[Start of Provided records]

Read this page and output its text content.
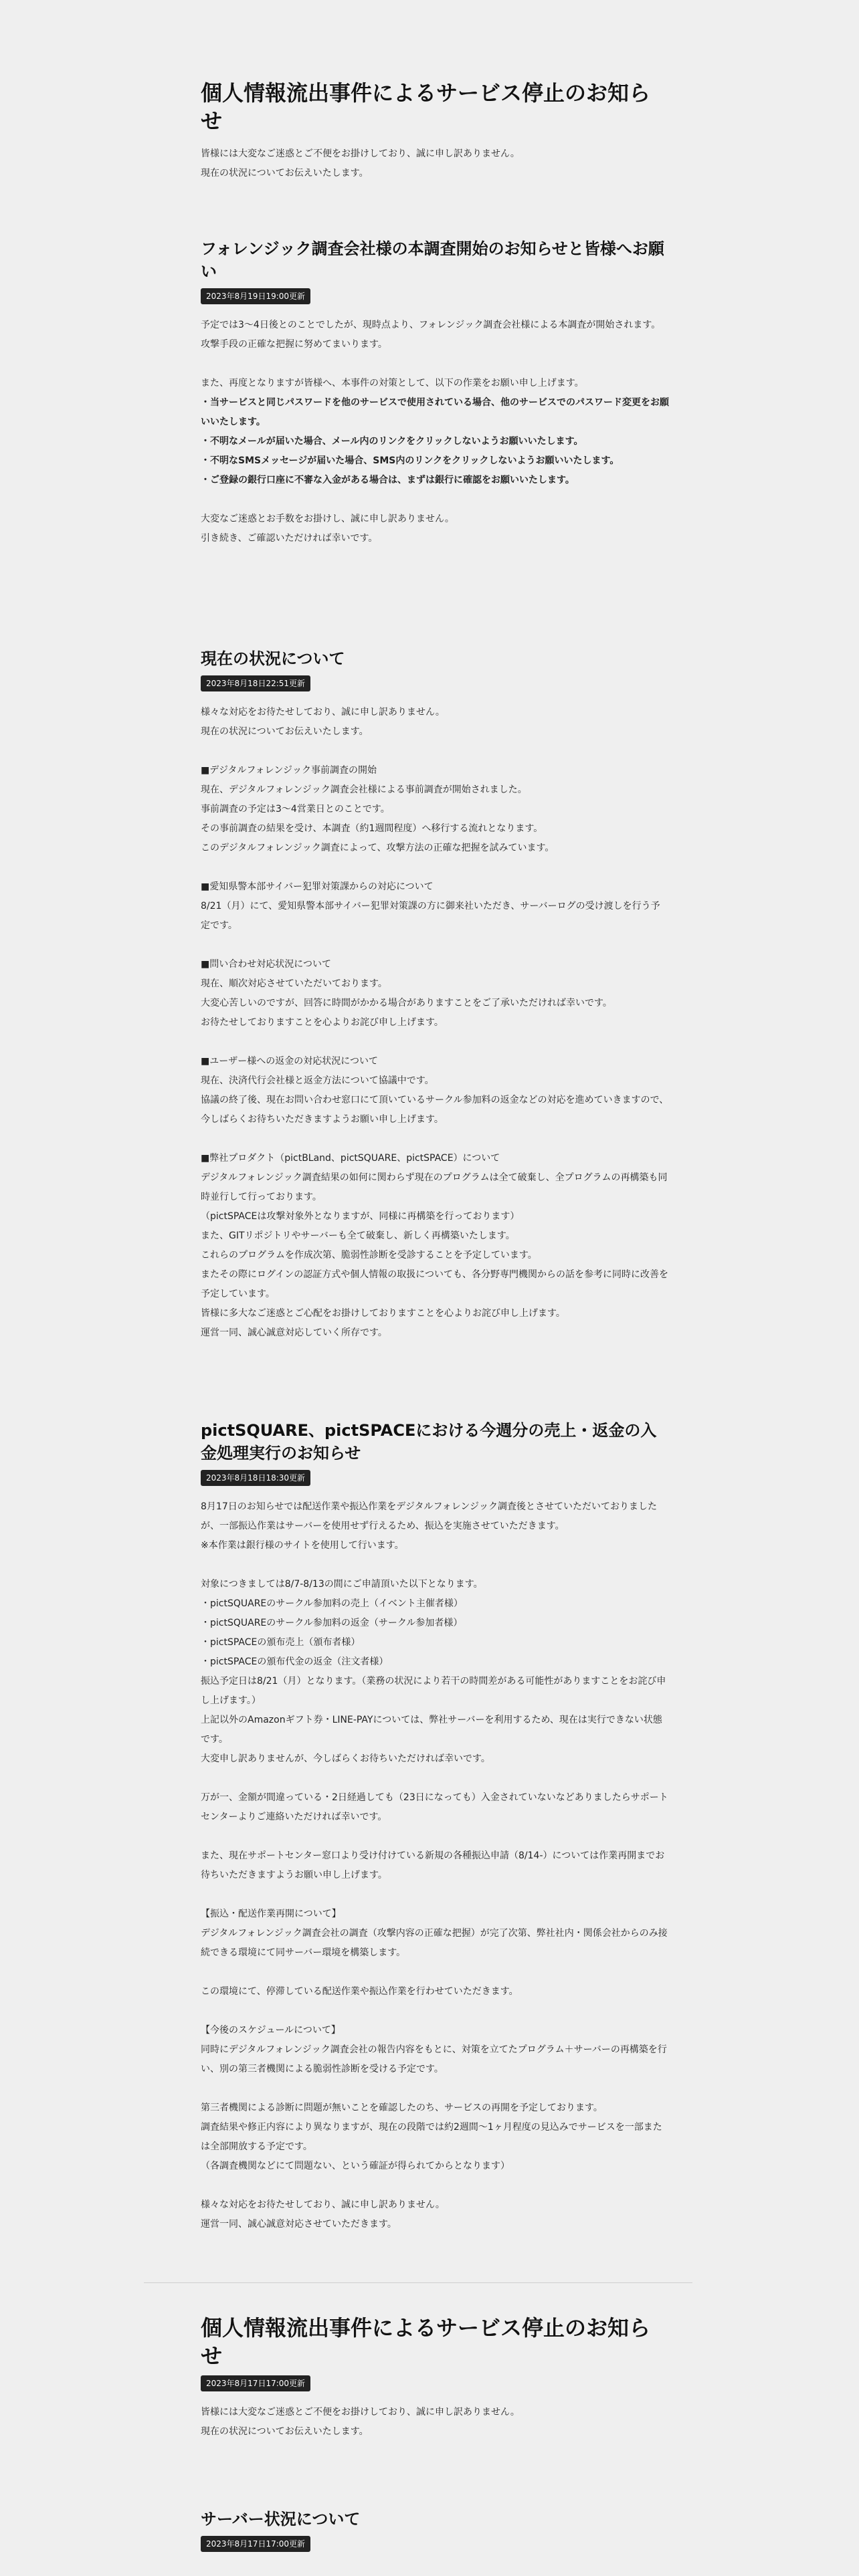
個人情報流出事件によるサービス停止のお知らせ
皆様には大変なご迷惑とご不便をお掛けしており、誠に申し訳ありません。
現在の状況についてお伝えいたします。
フォレンジック調査会社様の本調査開始のお知らせと皆様へお願い
2023年8月19日19:00更新
予定では3〜4日後とのことでしたが、現時点より、フォレンジック調査会社様による本調査が開始されます。
攻撃手段の正確な把握に努めてまいります。
また、再度となりますが皆様へ、本事件の対策として、以下の作業をお願い申し上げます。
・当サービスと同じパスワードを他のサービスで使用されている場合、他のサービスでのパスワード変更をお願いいたします。
・不明なメールが届いた場合、メール内のリンクをクリックしないようお願いいたします。
・不明なSMSメッセージが届いた場合、SMS内のリンクをクリックしないようお願いいたします。
・ご登録の銀行口座に不審な入金がある場合は、まずは銀行に確認をお願いいたします。
大変なご迷惑とお手数をお掛けし、誠に申し訳ありません。
引き続き、ご確認いただければ幸いです。
現在の状況について
2023年8月18日22:51更新
様々な対応をお待たせしており、誠に申し訳ありません。
現在の状況についてお伝えいたします。
■デジタルフォレンジック事前調査の開始
現在、デジタルフォレンジック調査会社様による事前調査が開始されました。
事前調査の予定は3〜4営業日とのことです。
その事前調査の結果を受け、本調査（約1週間程度）へ移行する流れとなります。
このデジタルフォレンジック調査によって、攻撃方法の正確な把握を試みています。
■愛知県警本部サイバー犯罪対策課からの対応について
8/21（月）にて、愛知県警本部サイバー犯罪対策課の方に御来社いただき、サーバーログの受け渡しを行う予定です。
■問い合わせ対応状況について
現在、順次対応させていただいております。
大変心苦しいのですが、回答に時間がかかる場合がありますことをご了承いただければ幸いです。
お待たせしておりますことを心よりお詫び申し上げます。
■ユーザー様への返金の対応状況について
現在、決済代行会社様と返金方法について協議中です。
協議の終了後、現在お問い合わせ窓口にて頂いているサークル参加料の返金などの対応を進めていきますので、今しばらくお待ちいただきますようお願い申し上げます。
■弊社プロダクト（pictBLand、pictSQUARE、pictSPACE）について
デジタルフォレンジック調査結果の如何に関わらず現在のプログラムは全て破棄し、全プログラムの再構築も同時並行して行っております。
（pictSPACEは攻撃対象外となりますが、同様に再構築を行っております）
また、GITリポジトリやサーバーも全て破棄し、新しく再構築いたします。
これらのプログラムを作成次第、脆弱性診断を受診することを予定しています。
またその際にログインの認証方式や個人情報の取扱についても、各分野専門機関からの話を参考に同時に改善を予定しています。
皆様に多大なご迷惑とご心配をお掛けしておりますことを心よりお詫び申し上げます。
運営一同、誠心誠意対応していく所存です。
pictSQUARE、pictSPACEにおける今週分の売上・返金の入金処理実行のお知らせ
2023年8月18日18:30更新
8月17日のお知らせでは配送作業や振込作業をデジタルフォレンジック調査後とさせていただいておりましたが、一部振込作業はサーバーを使用せず行えるため、振込を実施させていただきます。
※本作業は銀行様のサイトを使用して行います。
対象につきましては8/7-8/13の間にご申請頂いた以下となります。
・pictSQUAREのサークル参加料の売上（イベント主催者様）
・pictSQUAREのサークル参加料の返金（サークル参加者様）
・pictSPACEの頒布売上（頒布者様）
・pictSPACEの頒布代金の返金（注文者様）
振込予定日は8/21（月）となります。（業務の状況により若干の時間差がある可能性がありますことをお詫び申し上げます。）
上記以外のAmazonギフト券・LINE-PAYについては、弊社サーバーを利用するため、現在は実行できない状態です。
大変申し訳ありませんが、今しばらくお待ちいただければ幸いです。
万が一、金額が間違っている・2日経過しても（23日になっても）入金されていないなどありましたらサポートセンターよりご連絡いただければ幸いです。
また、現在サポートセンター窓口より受け付けている新規の各種振込申請（8/14-）については作業再開までお待ちいただきますようお願い申し上げます。
【振込・配送作業再開について】
デジタルフォレンジック調査会社の調査（攻撃内容の正確な把握）が完了次第、弊社社内・関係会社からのみ接続できる環境にて同サーバー環境を構築します。
この環境にて、停滞している配送作業や振込作業を行わせていただきます。
【今後のスケジュールについて】
同時にデジタルフォレンジック調査会社の報告内容をもとに、対策を立てたプログラム＋サーバーの再構築を行い、別の第三者機関による脆弱性診断を受ける予定です。
第三者機関による診断に問題が無いことを確認したのち、サービスの再開を予定しております。
調査結果や修正内容により異なりますが、現在の段階では約2週間〜1ヶ月程度の見込みでサービスを一部または全部開放する予定です。
（各調査機関などにて問題ない、という確証が得られてからとなります）
様々な対応をお待たせしており、誠に申し訳ありません。
運営一同、誠心誠意対応させていただきます。
個人情報流出事件によるサービス停止のお知らせ
2023年8月17日17:00更新
皆様には大変なご迷惑とご不便をお掛けしており、誠に申し訳ありません。
現在の状況についてお伝えいたします。
サーバー状況について
2023年8月17日17:00更新
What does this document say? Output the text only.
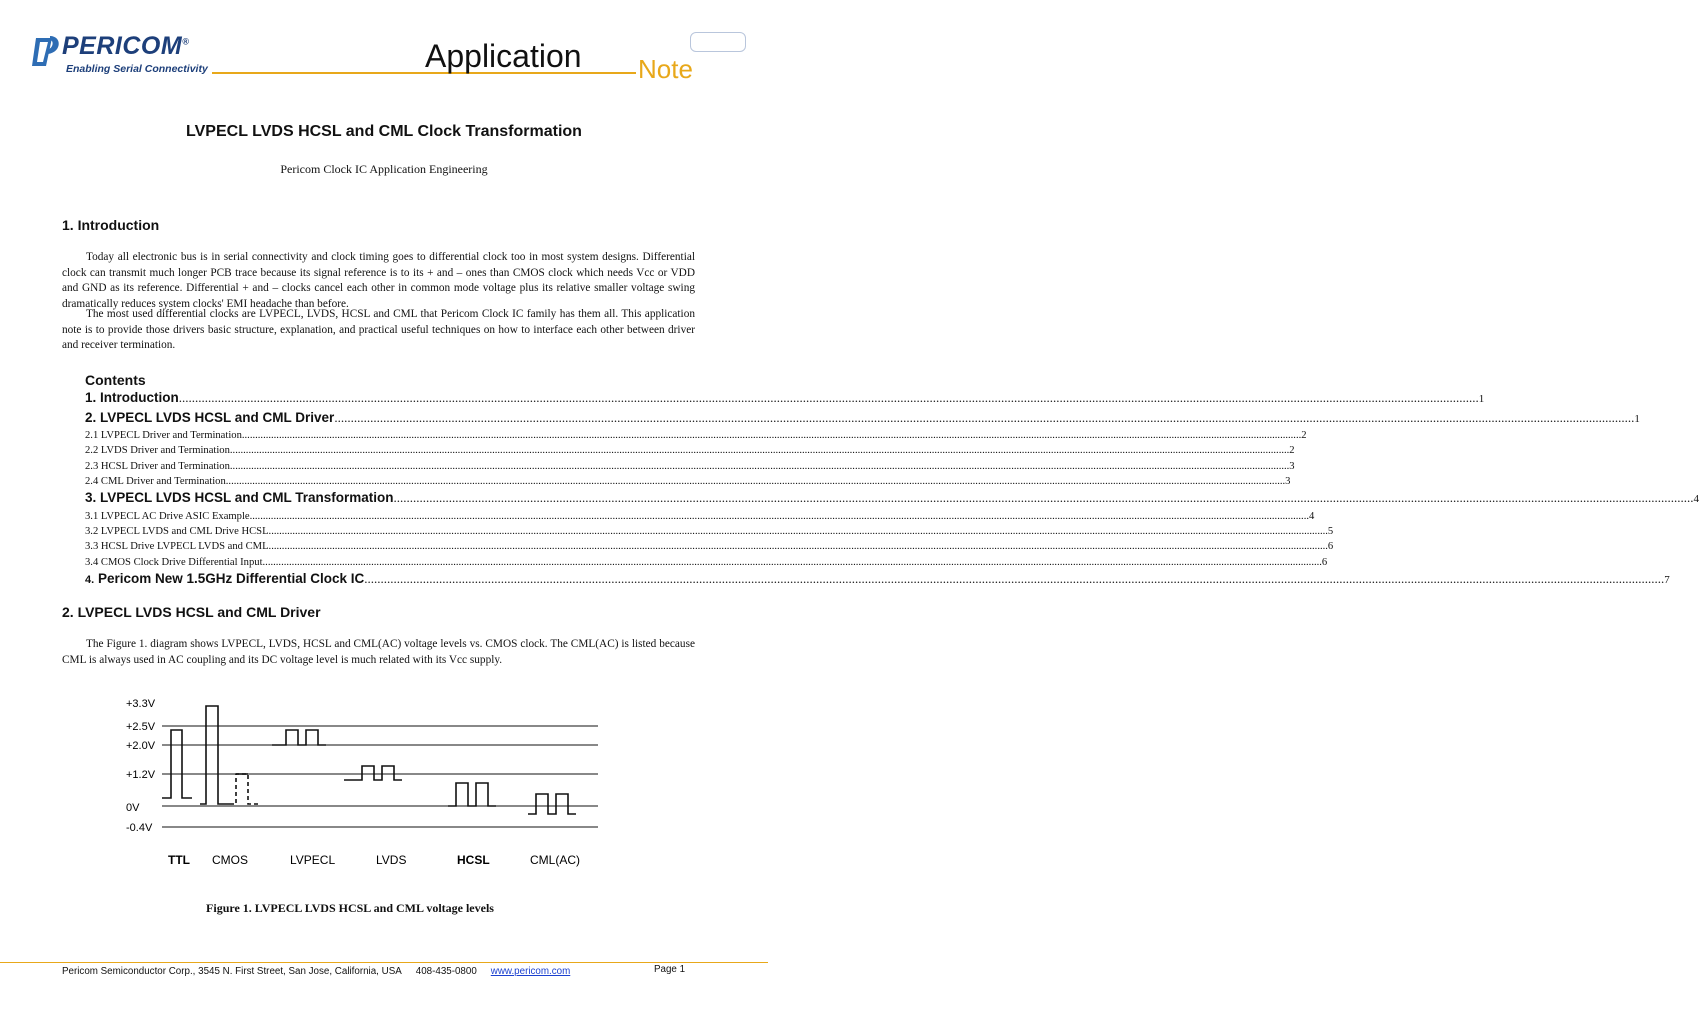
PERICOM®
Enabling Serial Connectivity	Application Note
LVPECL LVDS HCSL and CML Clock Transformation
Pericom Clock IC Application Engineering
1. Introduction

Today all electronic bus is in serial connectivity and clock timing goes to differential clock too in most system designs. Differential clock can transmit much longer PCB trace because its signal reference is to its + and – ones than CMOS clock which needs Vcc or VDD and GND as its reference. Differential + and – clocks cancel each other in common mode voltage plus its relative smaller voltage swing dramatically reduces system clocks' EMI headache than before.

The most used differential clocks are LVPECL, LVDS, HCSL and CML that Pericom Clock IC family has them all. This application note is to provide those drivers basic structure, explanation, and practical useful techniques on how to interface each other between driver and receiver termination.

Contents
1. Introduction ................................................................................................................................................................................................................................................................................................................................................................................................................ 1
2. LVPECL LVDS HCSL and CML Driver ................................................................................................................................................................................................................................................................................................................................................................................................................ 1
2.1 LVPECL Driver and Termination ................................................................................................................................................................................................................................................................................................................................................................................................................ 2
2.2 LVDS Driver and Termination ................................................................................................................................................................................................................................................................................................................................................................................................................ 2
2.3 HCSL Driver and Termination ................................................................................................................................................................................................................................................................................................................................................................................................................ 3
2.4 CML Driver and Termination ................................................................................................................................................................................................................................................................................................................................................................................................................ 3
3. LVPECL LVDS HCSL and CML Transformation ................................................................................................................................................................................................................................................................................................................................................................................................................ 4
3.1 LVPECL AC Drive ASIC Example ................................................................................................................................................................................................................................................................................................................................................................................................................ 4
3.2 LVPECL LVDS and CML Drive HCSL ................................................................................................................................................................................................................................................................................................................................................................................................................ 5
3.3 HCSL Drive LVPECL LVDS and CML ................................................................................................................................................................................................................................................................................................................................................................................................................ 6
3.4 CMOS Clock Drive Differential Input ................................................................................................................................................................................................................................................................................................................................................................................................................ 6
4. Pericom New 1.5GHz Differential Clock IC ................................................................................................................................................................................................................................................................................................................................................................................................................ 7
2. LVPECL LVDS HCSL and CML Driver

The Figure 1. diagram shows LVPECL, LVDS, HCSL and CML(AC) voltage levels vs. CMOS clock. The CML(AC) is listed because CML is always used in AC coupling and its DC voltage level is much related with its Vcc supply.

+3.3V
+2.5V
+2.0V
+1.2V
0V
-0.4V
TTL CMOS	LVPECL	LVDS	HCSL	CML(AC)
Figure 1. LVPECL LVDS HCSL and CML voltage levels
Pericom Semiconductor Corp., 3545 N. First Street, San Jose, California, USA 408-435-0800 www.pericom.com	Page 1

[End of Provided records]

Look through the listing and extract every line with "Figure" in it.

### Solution
The Figure 1. diagram shows LVPECL, LVDS, HCSL and CML(AC) voltage levels vs. CMOS clock. The CML(AC) is listed because CML is always used in AC coupling and its DC voltage level is much related with its Vcc supply.
Figure 1. LVPECL LVDS HCSL and CML voltage levels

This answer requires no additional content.